- [WORK TO DO] Give a verbatim copy of the lines below, minus the pictures.

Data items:
══════════════════════════════

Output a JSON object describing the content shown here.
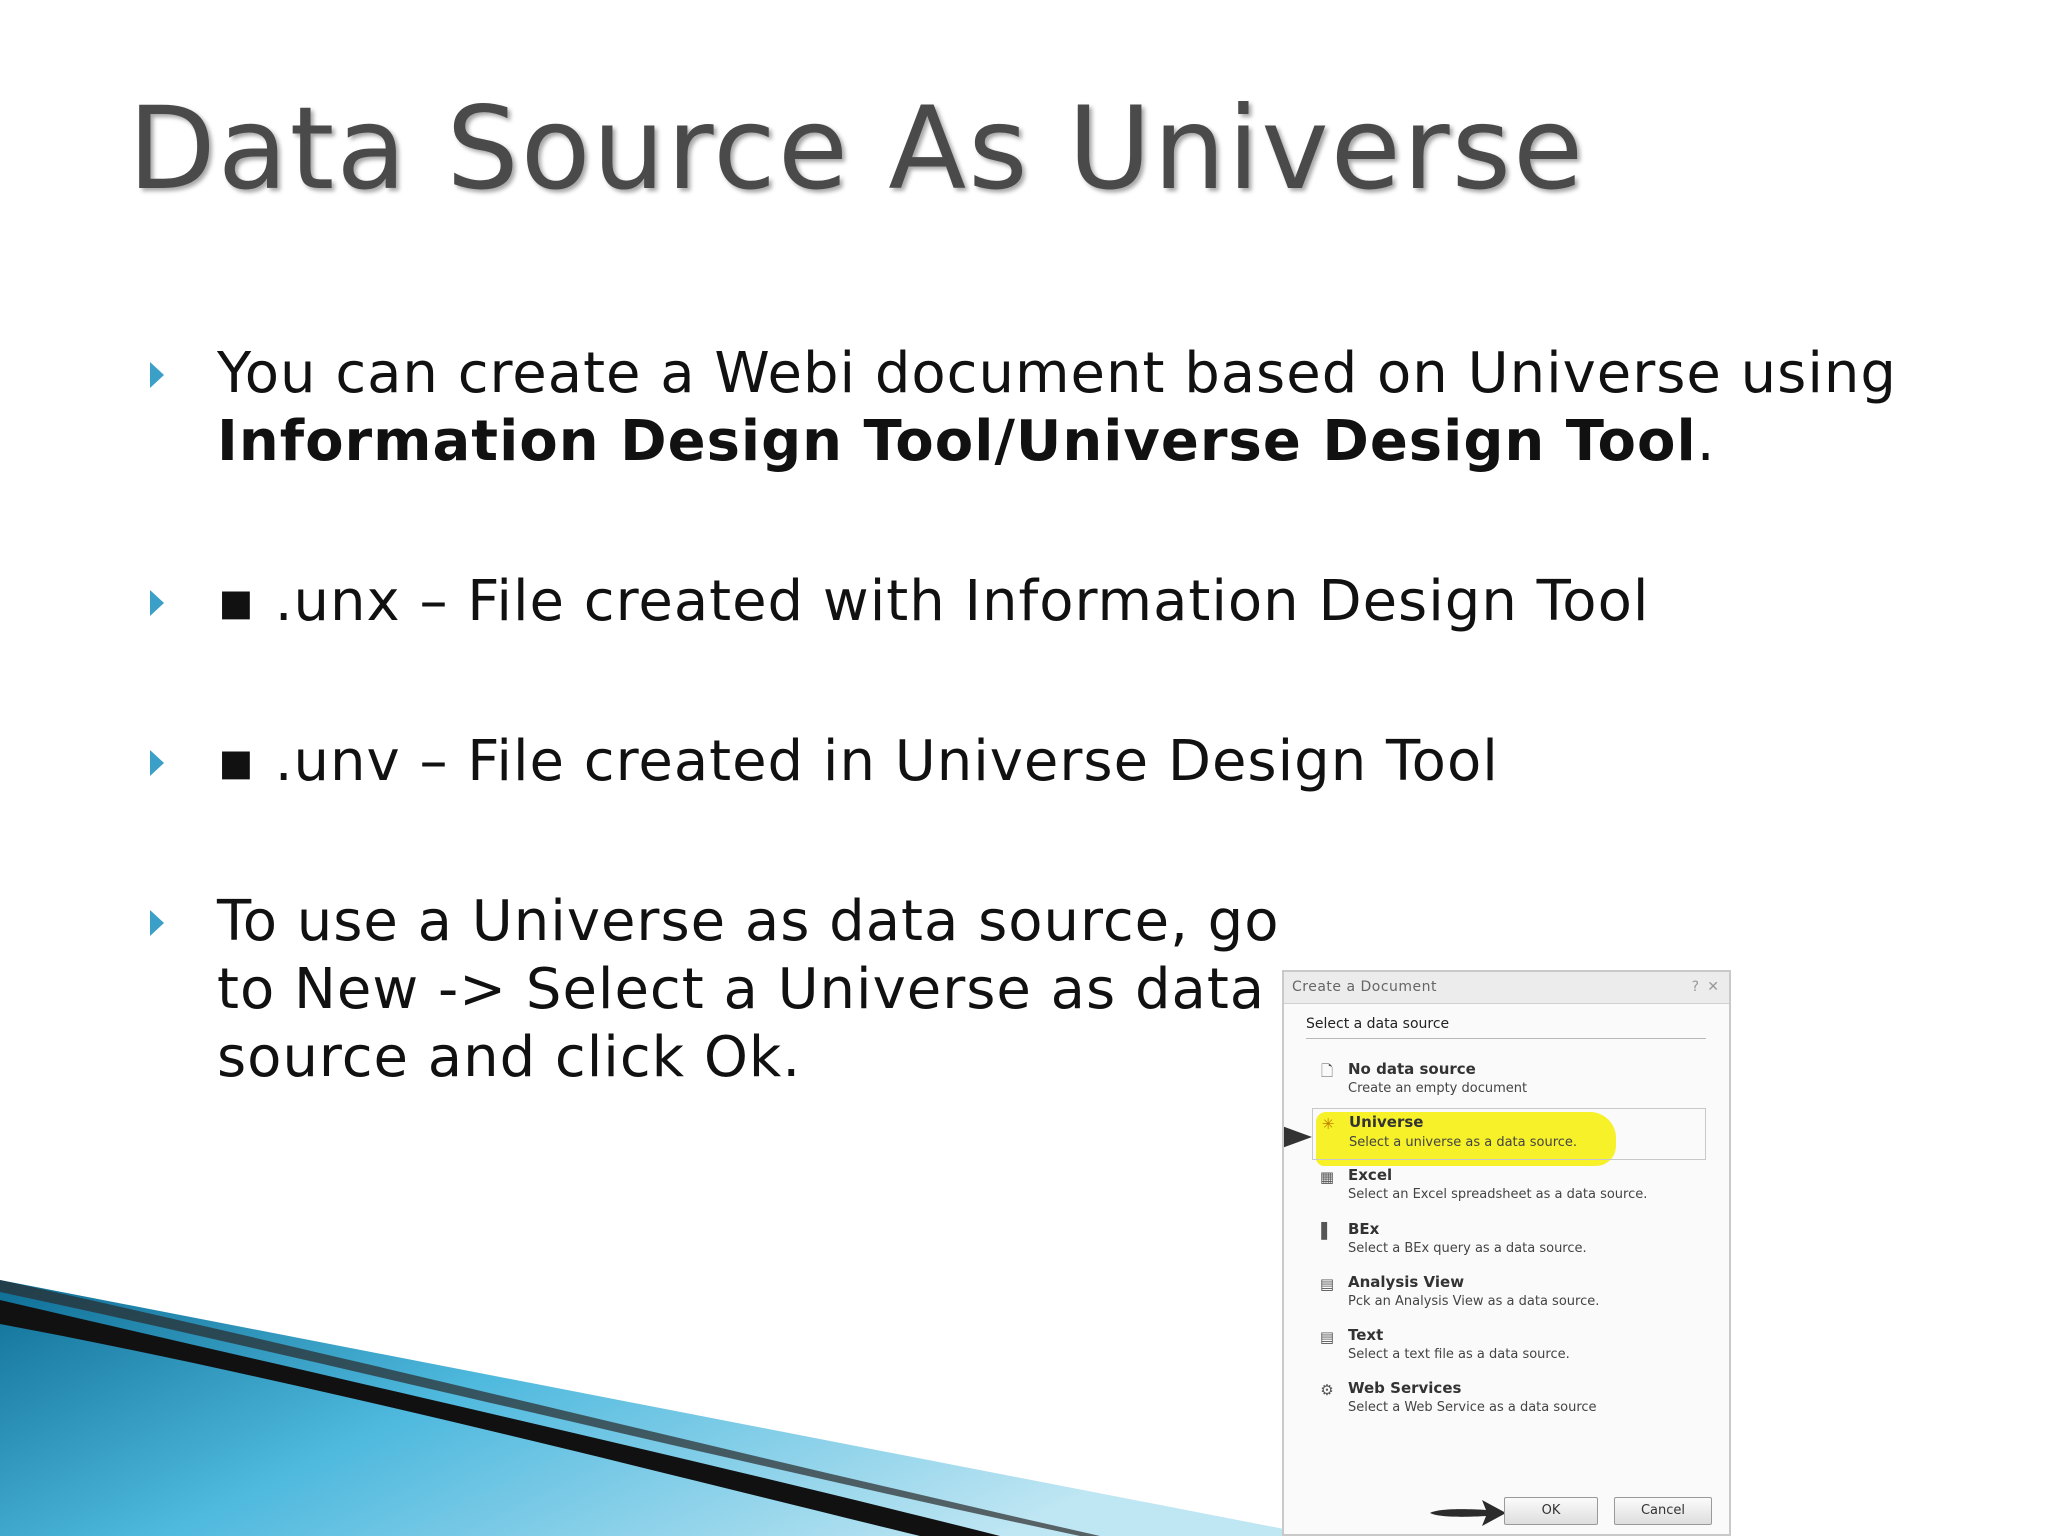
{
  "slide": {
    "title": "Data Source As Universe",
    "bullets": [
      {
        "text": "You can create a Webi document based on Universe using ",
        "bold": "Information Design Tool/Universe Design Tool",
        "tail": "."
      },
      {
        "text": "▪ .unx – File created with Information Design Tool"
      },
      {
        "text": "▪ .unv – File created in Universe Design Tool"
      },
      {
        "text": "To use a Universe as data source, go to New -> Select a Universe as data source and click Ok."
      }
    ]
  },
  "dialog": {
    "title": "Create a Document",
    "help_icon": "?",
    "close_icon": "✕",
    "subtitle": "Select a data source",
    "options": [
      {
        "icon": "document-icon",
        "name": "No data source",
        "desc": "Create an empty document"
      },
      {
        "icon": "universe-icon",
        "name": "Universe",
        "desc": "Select a universe as a data source.",
        "selected": true
      },
      {
        "icon": "excel-icon",
        "name": "Excel",
        "desc": "Select an Excel spreadsheet as a data source."
      },
      {
        "icon": "bex-icon",
        "name": "BEx",
        "desc": "Select a BEx query as a data source."
      },
      {
        "icon": "analysis-view-icon",
        "name": "Analysis View",
        "desc": "Pck an Analysis View as a data source."
      },
      {
        "icon": "text-file-icon",
        "name": "Text",
        "desc": "Select a text file as a data source."
      },
      {
        "icon": "web-services-icon",
        "name": "Web Services",
        "desc": "Select a Web Service as a data source"
      }
    ],
    "ok_label": "OK",
    "cancel_label": "Cancel"
  },
  "colors": {
    "bullet_arrow": "#3aa0c8",
    "highlight": "#f5f01e",
    "title": "#4a4a4a"
  }
}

══════════════════════════════

- [RESULT BELOW]
Output a JSON object describing the content shown here.
{
  "slide": {
    "title": "Data Source As Universe",
    "bullets": [
      {
        "text": "You can create a Webi document based on Universe using ",
        "bold": "Information Design Tool/Universe Design Tool",
        "tail": "."
      },
      {
        "text": "▪ .unx – File created with Information Design Tool"
      },
      {
        "text": "▪ .unv – File created in Universe Design Tool"
      },
      {
        "text": "To use a Universe as data source, go to New -> Select a Universe as data source and click Ok."
      }
    ]
  },
  "dialog": {
    "title": "Create a Document",
    "help_icon": "?",
    "close_icon": "✕",
    "subtitle": "Select a data source",
    "options": [
      {
        "icon": "document-icon",
        "name": "No data source",
        "desc": "Create an empty document"
      },
      {
        "icon": "universe-icon",
        "name": "Universe",
        "desc": "Select a universe as a data source.",
        "selected": true
      },
      {
        "icon": "excel-icon",
        "name": "Excel",
        "desc": "Select an Excel spreadsheet as a data source."
      },
      {
        "icon": "bex-icon",
        "name": "BEx",
        "desc": "Select a BEx query as a data source."
      },
      {
        "icon": "analysis-view-icon",
        "name": "Analysis View",
        "desc": "Pck an Analysis View as a data source."
      },
      {
        "icon": "text-file-icon",
        "name": "Text",
        "desc": "Select a text file as a data source."
      },
      {
        "icon": "web-services-icon",
        "name": "Web Services",
        "desc": "Select a Web Service as a data source"
      }
    ],
    "ok_label": "OK",
    "cancel_label": "Cancel"
  },
  "colors": {
    "bullet_arrow": "#3aa0c8",
    "highlight": "#f5f01e",
    "title": "#4a4a4a"
  }
}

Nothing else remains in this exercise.